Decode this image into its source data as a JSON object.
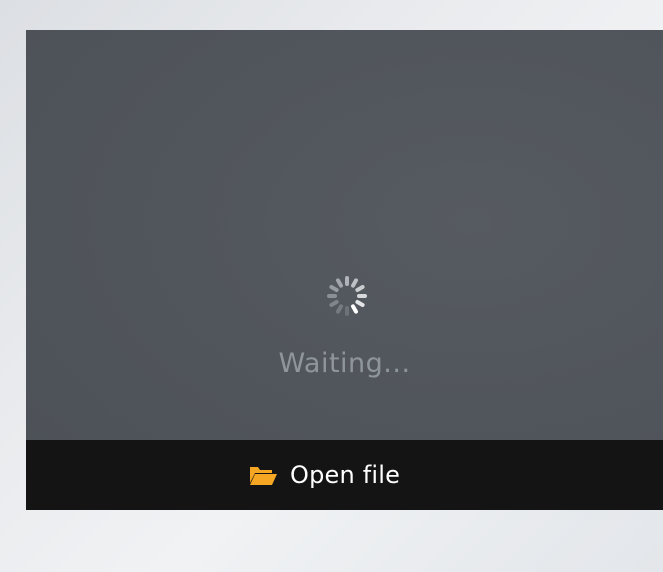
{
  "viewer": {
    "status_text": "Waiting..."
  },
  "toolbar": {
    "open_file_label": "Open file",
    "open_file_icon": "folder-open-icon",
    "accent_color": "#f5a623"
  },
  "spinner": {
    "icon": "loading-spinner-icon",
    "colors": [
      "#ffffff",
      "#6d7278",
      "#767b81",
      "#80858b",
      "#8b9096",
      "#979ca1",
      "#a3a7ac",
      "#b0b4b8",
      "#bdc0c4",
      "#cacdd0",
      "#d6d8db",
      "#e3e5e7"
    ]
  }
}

■ ■ ■ ■

▶ _Given request_: Repeat all of the records verbatim, leaving out the pictures.

▶ _Exercise output_:
Decode this image into its source data as a JSON object.
{
  "viewer": {
    "status_text": "Waiting..."
  },
  "toolbar": {
    "open_file_label": "Open file",
    "open_file_icon": "folder-open-icon",
    "accent_color": "#f5a623"
  },
  "spinner": {
    "icon": "loading-spinner-icon",
    "colors": [
      "#ffffff",
      "#6d7278",
      "#767b81",
      "#80858b",
      "#8b9096",
      "#979ca1",
      "#a3a7ac",
      "#b0b4b8",
      "#bdc0c4",
      "#cacdd0",
      "#d6d8db",
      "#e3e5e7"
    ]
  }
}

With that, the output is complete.